# [To do]
Determine how many lines below hold the string "Semester". Reply with the number alone.

───── Materials provided

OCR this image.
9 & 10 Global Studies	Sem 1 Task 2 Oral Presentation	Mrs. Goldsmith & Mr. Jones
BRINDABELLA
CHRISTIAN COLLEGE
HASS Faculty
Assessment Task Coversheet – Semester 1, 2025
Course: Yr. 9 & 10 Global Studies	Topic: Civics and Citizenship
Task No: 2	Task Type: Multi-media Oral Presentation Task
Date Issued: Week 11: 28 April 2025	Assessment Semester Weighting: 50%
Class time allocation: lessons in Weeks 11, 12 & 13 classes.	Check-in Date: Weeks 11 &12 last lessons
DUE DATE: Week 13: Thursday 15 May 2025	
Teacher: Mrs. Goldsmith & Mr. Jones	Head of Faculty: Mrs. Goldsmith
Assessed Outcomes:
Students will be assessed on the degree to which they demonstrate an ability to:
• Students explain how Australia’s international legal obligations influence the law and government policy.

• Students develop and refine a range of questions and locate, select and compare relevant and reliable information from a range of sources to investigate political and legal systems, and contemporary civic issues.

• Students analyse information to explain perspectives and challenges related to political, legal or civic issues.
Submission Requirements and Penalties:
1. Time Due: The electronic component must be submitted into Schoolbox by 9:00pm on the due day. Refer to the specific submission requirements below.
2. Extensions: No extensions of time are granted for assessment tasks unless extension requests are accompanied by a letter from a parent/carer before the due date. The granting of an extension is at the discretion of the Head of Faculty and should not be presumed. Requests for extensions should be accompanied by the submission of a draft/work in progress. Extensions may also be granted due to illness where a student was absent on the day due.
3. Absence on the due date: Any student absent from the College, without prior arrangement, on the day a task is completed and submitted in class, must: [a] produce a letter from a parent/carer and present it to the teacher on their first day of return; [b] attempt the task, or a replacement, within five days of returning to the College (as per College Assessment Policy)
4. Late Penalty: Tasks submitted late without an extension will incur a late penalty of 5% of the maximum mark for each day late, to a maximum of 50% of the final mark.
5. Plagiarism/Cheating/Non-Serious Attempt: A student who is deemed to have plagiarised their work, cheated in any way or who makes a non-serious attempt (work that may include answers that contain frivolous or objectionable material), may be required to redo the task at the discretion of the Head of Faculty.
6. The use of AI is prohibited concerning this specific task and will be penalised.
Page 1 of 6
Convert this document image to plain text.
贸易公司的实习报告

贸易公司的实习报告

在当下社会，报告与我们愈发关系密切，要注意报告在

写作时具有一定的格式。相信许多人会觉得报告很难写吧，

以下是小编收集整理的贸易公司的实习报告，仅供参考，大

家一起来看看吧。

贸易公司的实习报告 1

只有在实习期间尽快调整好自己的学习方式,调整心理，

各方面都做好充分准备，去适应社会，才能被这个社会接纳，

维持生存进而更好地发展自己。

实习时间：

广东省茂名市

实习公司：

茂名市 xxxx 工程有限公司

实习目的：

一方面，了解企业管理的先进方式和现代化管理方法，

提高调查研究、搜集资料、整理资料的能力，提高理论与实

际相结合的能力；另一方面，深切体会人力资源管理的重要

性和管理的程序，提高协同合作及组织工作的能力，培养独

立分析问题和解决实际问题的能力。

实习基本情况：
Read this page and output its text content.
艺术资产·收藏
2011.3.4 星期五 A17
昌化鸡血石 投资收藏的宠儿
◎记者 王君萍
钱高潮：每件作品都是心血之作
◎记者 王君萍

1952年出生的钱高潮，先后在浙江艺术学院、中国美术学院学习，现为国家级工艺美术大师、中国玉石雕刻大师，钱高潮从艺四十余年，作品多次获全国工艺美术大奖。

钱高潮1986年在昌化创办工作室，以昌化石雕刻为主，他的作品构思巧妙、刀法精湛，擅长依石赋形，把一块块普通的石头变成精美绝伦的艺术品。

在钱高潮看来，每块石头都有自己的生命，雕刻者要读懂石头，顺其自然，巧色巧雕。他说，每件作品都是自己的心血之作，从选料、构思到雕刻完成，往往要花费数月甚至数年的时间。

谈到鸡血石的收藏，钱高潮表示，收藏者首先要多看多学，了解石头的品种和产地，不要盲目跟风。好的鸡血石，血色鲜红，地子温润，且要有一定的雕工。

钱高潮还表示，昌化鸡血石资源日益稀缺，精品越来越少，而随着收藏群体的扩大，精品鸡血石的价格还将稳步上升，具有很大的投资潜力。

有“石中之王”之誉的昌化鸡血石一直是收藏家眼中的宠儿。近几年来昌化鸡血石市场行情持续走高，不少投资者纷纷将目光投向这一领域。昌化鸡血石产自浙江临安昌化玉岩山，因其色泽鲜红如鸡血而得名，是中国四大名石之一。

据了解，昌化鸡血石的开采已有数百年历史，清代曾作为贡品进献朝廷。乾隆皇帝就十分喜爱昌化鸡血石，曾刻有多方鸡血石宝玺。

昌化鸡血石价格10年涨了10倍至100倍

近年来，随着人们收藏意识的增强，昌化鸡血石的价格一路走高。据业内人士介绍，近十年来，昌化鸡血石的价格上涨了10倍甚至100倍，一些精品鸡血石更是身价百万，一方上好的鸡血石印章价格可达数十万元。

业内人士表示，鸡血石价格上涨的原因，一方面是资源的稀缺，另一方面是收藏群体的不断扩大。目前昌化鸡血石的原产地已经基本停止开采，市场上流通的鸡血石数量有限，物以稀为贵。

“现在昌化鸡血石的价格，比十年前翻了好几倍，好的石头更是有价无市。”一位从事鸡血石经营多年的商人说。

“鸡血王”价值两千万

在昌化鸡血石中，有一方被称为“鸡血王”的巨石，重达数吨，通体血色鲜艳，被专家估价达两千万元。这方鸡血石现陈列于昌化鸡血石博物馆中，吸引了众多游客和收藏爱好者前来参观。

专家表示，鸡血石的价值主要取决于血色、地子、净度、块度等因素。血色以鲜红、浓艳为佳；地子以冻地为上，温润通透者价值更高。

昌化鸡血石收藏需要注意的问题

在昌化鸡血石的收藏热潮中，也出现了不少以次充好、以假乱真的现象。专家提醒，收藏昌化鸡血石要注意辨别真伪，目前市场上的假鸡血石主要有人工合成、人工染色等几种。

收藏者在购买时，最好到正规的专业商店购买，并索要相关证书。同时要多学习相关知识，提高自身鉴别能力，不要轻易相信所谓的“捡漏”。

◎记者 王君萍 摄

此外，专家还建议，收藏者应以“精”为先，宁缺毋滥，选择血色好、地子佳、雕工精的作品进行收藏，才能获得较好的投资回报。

──────────

# [Result for this exercise]
2